• [PROBLEMS TO SOLVE]:
1: In the text on the Rule of Thirds, from whom did Glover learn many of his design philosophies?
2: Repeat the passage in the text on the Rule of Thirds starting with "Glover instead promotes" and going on through "as creation itself.".

The Rule of Thirds Is a Dead End

One of Glover’s most popular videos on YouTube is called “The Rule of Thirds – 10 Myths [Powerful Techniques].” His video description reads, “The rule of thirds is a horrible tool for us to use when mastering composition is our goal.”

The Rule of Thirds (ROT) is a guideline for composing visual media, such as photos, paintings, and films. The image is divided into nine equal parts by two equally spaced horizontal lines and two equally spaced vertical lines. Important compositional elements should be placed on these lines or their four points of intersection. It’s such an industry standard for film that the camera equipment comes with a ROT grid to place over the image to help compose the shot.

Glover describes ROT as “flawed” and “lazy,” on his website. While the principle can work for very simple shots, it breaks down when adding complexity and additional compositional points of interest. For example, what if there are multiple people? How do you position their arms, legs, clothing, bodies, or gaze? 

“It’s like a tool set. With the Rule of Thirds, you have a hammer, a nail, a handsaw, a little drill, and you’re super happy,” Magnason explains. “But when you get to these theories [he learned from Glover], you have the equipment to build the Eiffel Tower.” 

rules of thirds-grid
A grid superimposed on the photo of the tree in the river, clearly shows how the tree sits on intersecting lines. (Moondigger CC-BY-SA-2.5)

Glover instead promotes the compositional theory of “dynamic symmetry.” Simply put, it’s a grid system for visual art to help its composition. Diagonals, verticals, and horizontal patterns can be used to create a sense of rhythm and unity throughout the image, regardless of the visual medium, be it painting, sculpture, or film. Glover learned many of these design philosophies from artist and teacher Myron Barnstone, though the concepts themselves are as old as creation itself.

Lacoon and His Sons with diagonals
“Laocoon & His Sons” is a Greek sculpture that exemplifies the principle of dynamic symmetry. (ipoxstudios)

“[Man] discovered there was order in everything he examined: plant forms, the intervals between the bones in your hands and all of your skeleton, the proportions of your face,” Barnstone said in an online lecture available through subscription. “So [men] built their temples, the effigies of their gods, and the altars, the costumes of their priests, and all of their rituals around ratios that were found in nature.”

Document understanding data:
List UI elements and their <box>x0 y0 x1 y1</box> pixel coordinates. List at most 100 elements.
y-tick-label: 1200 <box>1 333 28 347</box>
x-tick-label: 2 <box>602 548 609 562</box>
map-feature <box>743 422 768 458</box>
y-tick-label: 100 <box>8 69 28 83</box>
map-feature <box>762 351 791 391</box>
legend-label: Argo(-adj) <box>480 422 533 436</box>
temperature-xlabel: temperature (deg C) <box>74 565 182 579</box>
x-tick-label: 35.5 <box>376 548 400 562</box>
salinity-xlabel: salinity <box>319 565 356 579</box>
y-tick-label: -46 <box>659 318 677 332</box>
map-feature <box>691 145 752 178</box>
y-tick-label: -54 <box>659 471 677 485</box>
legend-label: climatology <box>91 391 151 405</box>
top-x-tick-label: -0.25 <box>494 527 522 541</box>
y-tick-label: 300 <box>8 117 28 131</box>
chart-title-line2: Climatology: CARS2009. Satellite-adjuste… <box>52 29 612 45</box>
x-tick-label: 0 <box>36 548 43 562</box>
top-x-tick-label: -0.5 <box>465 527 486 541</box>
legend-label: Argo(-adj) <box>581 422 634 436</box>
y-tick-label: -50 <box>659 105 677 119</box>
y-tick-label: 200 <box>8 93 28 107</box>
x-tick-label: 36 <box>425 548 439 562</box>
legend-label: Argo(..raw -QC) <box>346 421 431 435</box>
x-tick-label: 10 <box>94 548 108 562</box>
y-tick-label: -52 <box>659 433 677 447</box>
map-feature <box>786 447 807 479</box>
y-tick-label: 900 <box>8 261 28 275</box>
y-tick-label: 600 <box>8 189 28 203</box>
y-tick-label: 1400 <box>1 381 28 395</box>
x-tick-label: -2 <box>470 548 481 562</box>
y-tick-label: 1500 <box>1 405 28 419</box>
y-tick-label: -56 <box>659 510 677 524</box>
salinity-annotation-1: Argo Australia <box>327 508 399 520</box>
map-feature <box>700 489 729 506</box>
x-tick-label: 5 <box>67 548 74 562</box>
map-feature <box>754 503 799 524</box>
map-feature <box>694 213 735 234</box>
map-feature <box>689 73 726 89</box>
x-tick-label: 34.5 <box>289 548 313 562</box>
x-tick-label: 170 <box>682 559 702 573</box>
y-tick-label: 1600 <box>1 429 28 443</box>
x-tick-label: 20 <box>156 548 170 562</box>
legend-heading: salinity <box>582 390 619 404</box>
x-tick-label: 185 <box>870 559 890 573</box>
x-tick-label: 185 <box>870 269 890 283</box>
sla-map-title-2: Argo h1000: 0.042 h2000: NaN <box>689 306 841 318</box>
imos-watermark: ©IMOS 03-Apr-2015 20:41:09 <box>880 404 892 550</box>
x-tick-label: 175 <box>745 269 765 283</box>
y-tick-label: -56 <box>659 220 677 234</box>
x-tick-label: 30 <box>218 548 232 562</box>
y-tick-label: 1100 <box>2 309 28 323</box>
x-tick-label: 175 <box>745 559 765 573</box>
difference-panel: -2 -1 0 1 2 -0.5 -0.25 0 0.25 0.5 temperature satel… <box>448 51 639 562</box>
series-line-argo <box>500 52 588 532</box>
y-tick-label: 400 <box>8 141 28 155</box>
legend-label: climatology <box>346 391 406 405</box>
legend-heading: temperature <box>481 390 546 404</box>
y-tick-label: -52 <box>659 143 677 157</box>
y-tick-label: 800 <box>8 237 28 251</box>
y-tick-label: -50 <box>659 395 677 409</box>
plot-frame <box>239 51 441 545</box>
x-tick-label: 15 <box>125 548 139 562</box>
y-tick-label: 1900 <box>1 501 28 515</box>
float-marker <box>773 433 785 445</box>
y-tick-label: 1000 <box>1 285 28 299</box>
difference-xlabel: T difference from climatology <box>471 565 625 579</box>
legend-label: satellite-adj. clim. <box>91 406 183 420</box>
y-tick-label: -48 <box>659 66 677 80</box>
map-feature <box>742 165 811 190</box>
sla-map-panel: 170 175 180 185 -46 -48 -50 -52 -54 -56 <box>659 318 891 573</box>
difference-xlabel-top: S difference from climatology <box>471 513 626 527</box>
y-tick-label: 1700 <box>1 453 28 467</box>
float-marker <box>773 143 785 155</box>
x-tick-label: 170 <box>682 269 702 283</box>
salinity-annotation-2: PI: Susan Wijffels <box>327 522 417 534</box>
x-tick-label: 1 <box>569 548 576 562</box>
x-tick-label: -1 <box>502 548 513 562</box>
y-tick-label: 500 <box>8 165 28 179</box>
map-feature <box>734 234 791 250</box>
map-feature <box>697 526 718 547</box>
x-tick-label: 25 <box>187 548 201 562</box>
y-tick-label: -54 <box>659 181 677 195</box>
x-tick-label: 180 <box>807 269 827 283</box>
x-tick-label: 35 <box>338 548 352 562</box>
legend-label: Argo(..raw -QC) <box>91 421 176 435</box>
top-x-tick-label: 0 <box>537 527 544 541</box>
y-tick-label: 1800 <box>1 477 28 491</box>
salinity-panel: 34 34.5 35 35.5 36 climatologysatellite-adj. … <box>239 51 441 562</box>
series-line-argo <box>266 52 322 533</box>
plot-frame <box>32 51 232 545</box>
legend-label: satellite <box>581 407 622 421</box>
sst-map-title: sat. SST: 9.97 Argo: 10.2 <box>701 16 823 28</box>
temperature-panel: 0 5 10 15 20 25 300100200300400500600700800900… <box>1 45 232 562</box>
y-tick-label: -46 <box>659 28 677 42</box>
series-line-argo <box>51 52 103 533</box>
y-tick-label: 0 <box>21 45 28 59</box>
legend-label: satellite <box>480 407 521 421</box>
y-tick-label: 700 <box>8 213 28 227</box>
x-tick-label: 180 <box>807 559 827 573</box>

• [SOLUTIONS TO THE PROBLEMS]:
1: He learned them from artist and teacher Myron Barnstone.

2:
Glover instead promotes the compositional theory of “dynamic symmetry.” Simply put, it’s a grid system for visual art to help its composition. Diagonals, verticals, and horizontal patterns can be used to create a sense of rhythm and unity throughout the image, regardless of the visual medium, be it painting, sculpture, or film. Glover learned many of these design philosophies from artist and teacher Myron Barnstone, though the concepts themselves are as old as creation itself.